>> Begin DOCUMENT SEGMENT

To arrive at "five actors," you have to treat Iran, Hamas and Hezbollah as one entity; however, Israel, America and the moderate Arabs, although they must develop a single, joint strategy and are thus presumed to be acting in a coordinated fashion, much as the Iranian, Hamas and Hezbollah actors are acting, are counted as three actors. Thus, to recap:

Actor 1: Prime Minister Fayyad of Palestine.

Actor 2: the group of Iran, Hezbollah and Hamas.

Actor 3: the United States.

Actor 4: Israel.

Actor 5: moderate Arabs.

Actor 1 has a clear strategy, as does Actor 2 (the Troika of I, H&H). These strategies are opposed, but one will win and "shape" the Middle East for years to come. Tom hopes that Fayyad wins. However, Actors 3, 4, & 5 need their own strategy to make "it" happen. I think the antecedent of "it" in this case is Fayyad's victory.

There you have it. Admittedly, it was a somewhat opaque introduction to the column. Friedman might have used the word "group" or "faction" and described three separate positions: Fayyad and the moderate Palestinians; I, H&H; and Israel, the USA and moderate Arabs, by which I think (but I can't be certain) that Friedman is referring to Arabs other than those who live in Palestine, such as Tom's friends in Saudi Arabia.

Other than that, I think Tom might have written this column in 1976, 1985, 1990, 1992, 2000, 2002, 2004 and yesterday, just to throw out a bunch of random dates. When he's out of topics, he flies to Israel, has lunch in Jerusalem and writes a Mideast column. This may account for the additional sloppiness of what he wrote: even Friedman recognizes the essential meaninglessness of his "prescriptions" for a "solution." Golda Meir found the solution in 1973, when she gave the go-code and loaded nuclear bombs onto Israeli bombers. Netanyahu fought in that war, and there is no way that Bibi is going to cede any land to Palestine, now or in the future. I guess he's in "Group 3" and is part of "Actor #4," and he's the one currently calling the shots, so I would say that "strategy" is set.

>> End DOCUMENT SEGMENT

* REQUIREMENTS:
- a) Repeat the passage of the commentary on Friedman's column that opens with the words containing "Actor 1 has" and closes with "is Fayyad's victory.".
- b) Answer these questions about the commentary on Friedman's column:
(i) Who is listed as Actor 1?
(ii) Which three parties together make up Actor 2?
(iii) In what year, according to the commentary, did Golda Meir give the go-code?
- c) Take the commentary on Friedman's Mideast column further, picking up after its final sentence.
The records that come next have no connection to the commentary on Friedman's column.

>> Begin RECORD SET

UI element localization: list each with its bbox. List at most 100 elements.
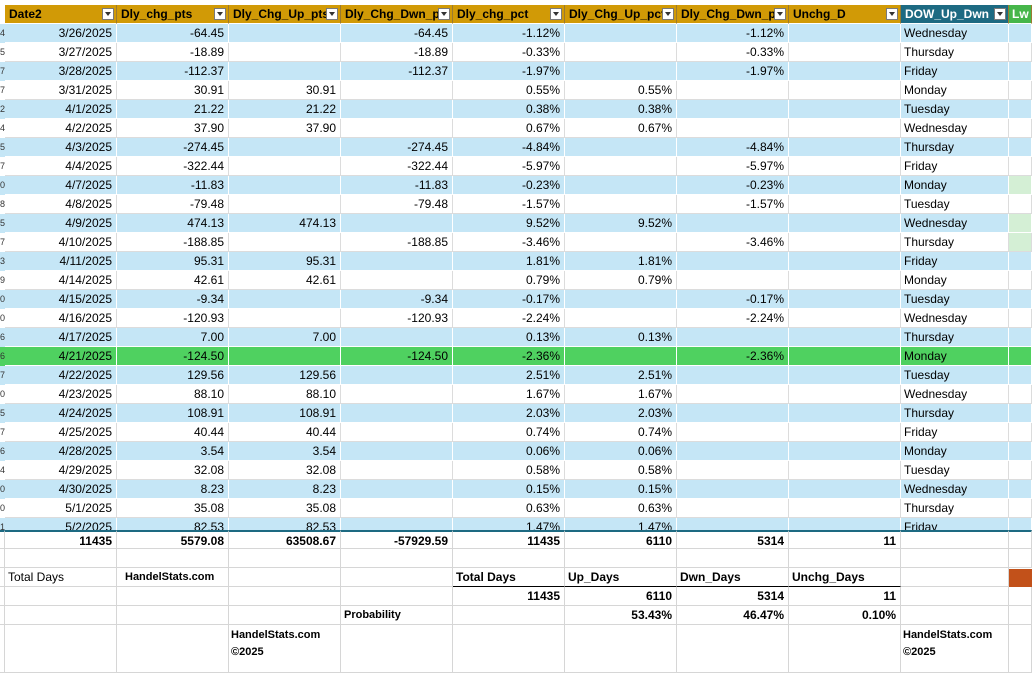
cell-pct[interactable]: -1.57% [453,195,565,214]
cell-up-pts[interactable] [229,62,341,81]
table-row[interactable]: 7 4/25/2025 40.44 40.44 0.74% 0.74% Friday [0,423,1032,442]
col-header-unchg-d[interactable]: Unchg_D [789,5,901,24]
filter-dropdown-icon[interactable] [994,8,1006,20]
cell-pts[interactable]: 108.91 [117,404,229,423]
cell-pct[interactable]: 0.13% [453,328,565,347]
cell[interactable] [0,568,5,587]
cell-dow[interactable]: Monday [901,442,1009,461]
cell-dow[interactable]: Monday [901,176,1009,195]
total-cell[interactable]: 63508.67 [229,530,341,549]
table-row[interactable]: 4 4/29/2025 32.08 32.08 0.58% 0.58% Tuesday [0,461,1032,480]
cell-pts[interactable]: -274.45 [117,138,229,157]
cell-unchg[interactable] [789,119,901,138]
table-row[interactable]: 7 3/31/2025 30.91 30.91 0.55% 0.55% Monday [0,81,1032,100]
cell-up-pct[interactable]: 0.63% [565,499,677,518]
cell-date[interactable]: 4/23/2025 [5,385,117,404]
cell-pct[interactable]: 1.81% [453,252,565,271]
table-row[interactable]: 5 4/24/2025 108.91 108.91 2.03% 2.03% Thursday [0,404,1032,423]
table-row[interactable]: 0 4/7/2025 -11.83 -11.83 -0.23% -0.23% Monday [0,176,1032,195]
cell-pct[interactable]: -0.33% [453,43,565,62]
cell-up-pts[interactable] [229,157,341,176]
cell-dow[interactable]: Wednesday [901,480,1009,499]
cell-up-pts[interactable]: 7.00 [229,328,341,347]
cell-pct[interactable]: 0.63% [453,499,565,518]
cell-pts[interactable]: 7.00 [117,328,229,347]
table-row[interactable]: 9 4/14/2025 42.61 42.61 0.79% 0.79% Monday [0,271,1032,290]
cell-pts[interactable]: 32.08 [117,461,229,480]
cell[interactable] [565,549,677,568]
cell-unchg[interactable] [789,157,901,176]
cell-dwn-pct[interactable] [677,423,789,442]
filter-dropdown-icon[interactable] [214,8,226,20]
probability-dwn[interactable]: 46.47% [677,606,789,625]
credit-block-left[interactable]: HandelStats.com ©2025 [229,625,341,673]
cell-unchg[interactable] [789,366,901,385]
cell-up-pct[interactable] [565,138,677,157]
filter-dropdown-icon[interactable] [662,8,674,20]
table-row[interactable]: 0 4/23/2025 88.10 88.10 1.67% 1.67% Wednesday [0,385,1032,404]
cell-date[interactable]: 4/21/2025 [5,347,117,366]
cell-unchg[interactable] [789,214,901,233]
cell-up-pct[interactable]: 9.52% [565,214,677,233]
filter-dropdown-icon[interactable] [886,8,898,20]
cell-up-pct[interactable] [565,176,677,195]
total-cell[interactable]: 6110 [565,530,677,549]
site-label[interactable]: HandelStats.com [117,568,229,587]
cell-lw[interactable] [1009,138,1032,157]
cell[interactable] [341,625,453,673]
cell-unchg[interactable] [789,328,901,347]
cell-pts[interactable]: -124.50 [117,347,229,366]
cell-pct[interactable]: -2.24% [453,309,565,328]
table-row[interactable]: 8 4/8/2025 -79.48 -79.48 -1.57% -1.57% Tuesday [0,195,1032,214]
total-cell[interactable]: 5314 [677,530,789,549]
cell-up-pct[interactable]: 0.38% [565,100,677,119]
table-row[interactable]: 6 4/17/2025 7.00 7.00 0.13% 0.13% Thursday [0,328,1032,347]
cell[interactable] [565,625,677,673]
cell-dow[interactable]: Monday [901,271,1009,290]
cell[interactable] [901,606,1009,625]
summary-header-total-days[interactable]: Total Days [453,568,565,587]
table-row[interactable]: 0 4/16/2025 -120.93 -120.93 -2.24% -2.24% Wedn… [0,309,1032,328]
cell-up-pct[interactable] [565,157,677,176]
cell-pts[interactable]: -18.89 [117,43,229,62]
cell-pct[interactable]: -1.12% [453,24,565,43]
cell-pts[interactable]: -11.83 [117,176,229,195]
cell-pct[interactable]: 1.67% [453,385,565,404]
cell-dwn-pct[interactable]: -1.12% [677,24,789,43]
cell-up-pts[interactable]: 8.23 [229,480,341,499]
filter-dropdown-icon[interactable] [326,8,338,20]
cell-up-pts[interactable]: 30.91 [229,81,341,100]
cell-date[interactable]: 4/7/2025 [5,176,117,195]
cell[interactable] [341,549,453,568]
cell-pts[interactable]: 474.13 [117,214,229,233]
cell-dow[interactable]: Thursday [901,404,1009,423]
cell-up-pct[interactable]: 1.81% [565,252,677,271]
cell[interactable] [789,625,901,673]
cell-dow[interactable]: Wednesday [901,214,1009,233]
cell-pts[interactable]: 95.31 [117,252,229,271]
cell-dwn-pct[interactable]: -4.84% [677,138,789,157]
cell-date[interactable]: 4/9/2025 [5,214,117,233]
cell-unchg[interactable] [789,81,901,100]
table-row[interactable]: 0 5/1/2025 35.08 35.08 0.63% 0.63% Thursday [0,499,1032,518]
summary-total-days-value[interactable]: 11435 [453,587,565,606]
cell-lw[interactable] [1009,81,1032,100]
cell-dwn-pct[interactable] [677,271,789,290]
cell-dwn-pts[interactable]: -79.48 [341,195,453,214]
summary-up-days-value[interactable]: 6110 [565,587,677,606]
cell[interactable] [117,587,229,606]
cell-pts[interactable]: 88.10 [117,385,229,404]
cell[interactable] [677,549,789,568]
cell-pts[interactable]: -120.93 [117,309,229,328]
cell-date[interactable]: 4/4/2025 [5,157,117,176]
cell-up-pct[interactable] [565,347,677,366]
cell-up-pct[interactable] [565,195,677,214]
filter-dropdown-icon[interactable] [102,8,114,20]
cell-lw[interactable] [1009,328,1032,347]
cell-unchg[interactable] [789,252,901,271]
cell-dwn-pct[interactable] [677,119,789,138]
cell-lw[interactable] [1009,62,1032,81]
cell-date[interactable]: 4/24/2025 [5,404,117,423]
cell-up-pct[interactable]: 0.67% [565,119,677,138]
cell[interactable] [117,549,229,568]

>> End RECORD SET

* RESULTS OF THE EXERCISE:
- a)
Actor 1 has a clear strategy, as does Actor 2 (the Troika of I, H&H). These strategies are opposed, but one will win and "shape" the Middle East for years to come. Tom hopes that Fayyad wins. However, Actors 3, 4, & 5 need their own strategy to make "it" happen. I think the antecedent of "it" in this case is Fayyad's victory.

- b)
(i) Prime Minister Fayyad of Palestine.
(ii) Iran, Hezbollah and Hamas.
(iii) 1973.

- c)
So, Tom: you already know what Strategies Nos. 1, 2 & 3 are. How does it turn out?

1 comment:

  1. hammerud3:42 PM

    As a Christian, I can say that what will transpire with Israel is what scripture states. This includes a peace agreement brokered by a world leader, a ruler of "the revived Roman Empire," likely the EU. When all seems peaceful, countries delineated in scripture (Iran, Egypt, Turkey, Libya, probably Russia and others) attack Israel. These countries are decimated (by God) in the attack, opening the way for the aforementioned world leader to eventually enter the rebuilt temple in Jerusalem declaring himself to be God, which leads to the Great Tribulation and Second Coming. What is going on with Israel today fits within a context much broader than most people realize.